=== EXERCISE PROMPT ===
Write the data out again in full, with no departure from the original.

=== PROVIDED INFORMATION ===
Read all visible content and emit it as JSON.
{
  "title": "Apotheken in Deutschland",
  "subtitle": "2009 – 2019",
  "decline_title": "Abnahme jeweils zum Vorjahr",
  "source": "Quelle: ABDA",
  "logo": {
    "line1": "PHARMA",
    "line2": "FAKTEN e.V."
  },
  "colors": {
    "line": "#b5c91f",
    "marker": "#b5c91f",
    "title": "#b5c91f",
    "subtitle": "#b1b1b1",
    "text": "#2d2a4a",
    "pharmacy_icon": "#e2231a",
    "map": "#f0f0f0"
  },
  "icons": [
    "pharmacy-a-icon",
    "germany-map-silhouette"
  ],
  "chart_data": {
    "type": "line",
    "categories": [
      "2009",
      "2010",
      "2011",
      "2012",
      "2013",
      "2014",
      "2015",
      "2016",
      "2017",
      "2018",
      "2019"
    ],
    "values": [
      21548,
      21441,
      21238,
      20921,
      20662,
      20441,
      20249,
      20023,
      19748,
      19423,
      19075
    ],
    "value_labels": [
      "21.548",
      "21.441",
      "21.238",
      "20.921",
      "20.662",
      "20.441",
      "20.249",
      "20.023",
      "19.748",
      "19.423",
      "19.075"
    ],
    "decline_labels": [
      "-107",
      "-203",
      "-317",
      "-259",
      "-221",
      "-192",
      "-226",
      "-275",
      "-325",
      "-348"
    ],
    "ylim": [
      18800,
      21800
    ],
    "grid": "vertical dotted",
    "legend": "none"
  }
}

=== FINAL RESULT ===
Read all visible content and emit it as JSON.
{
  "title": "Apotheken in Deutschland",
  "subtitle": "2009 – 2019",
  "decline_title": "Abnahme jeweils zum Vorjahr",
  "source": "Quelle: ABDA",
  "logo": {
    "line1": "PHARMA",
    "line2": "FAKTEN e.V."
  },
  "colors": {
    "line": "#b5c91f",
    "marker": "#b5c91f",
    "title": "#b5c91f",
    "subtitle": "#b1b1b1",
    "text": "#2d2a4a",
    "pharmacy_icon": "#e2231a",
    "map": "#f0f0f0"
  },
  "icons": [
    "pharmacy-a-icon",
    "germany-map-silhouette"
  ],
  "chart_data": {
    "type": "line",
    "categories": [
      "2009",
      "2010",
      "2011",
      "2012",
      "2013",
      "2014",
      "2015",
      "2016",
      "2017",
      "2018",
      "2019"
    ],
    "values": [
      21548,
      21441,
      21238,
      20921,
      20662,
      20441,
      20249,
      20023,
      19748,
      19423,
      19075
    ],
    "value_labels": [
      "21.548",
      "21.441",
      "21.238",
      "20.921",
      "20.662",
      "20.441",
      "20.249",
      "20.023",
      "19.748",
      "19.423",
      "19.075"
    ],
    "decline_labels": [
      "-107",
      "-203",
      "-317",
      "-259",
      "-221",
      "-192",
      "-226",
      "-275",
      "-325",
      "-348"
    ],
    "ylim": [
      18800,
      21800
    ],
    "grid": "vertical dotted",
    "legend": "none"
  }
}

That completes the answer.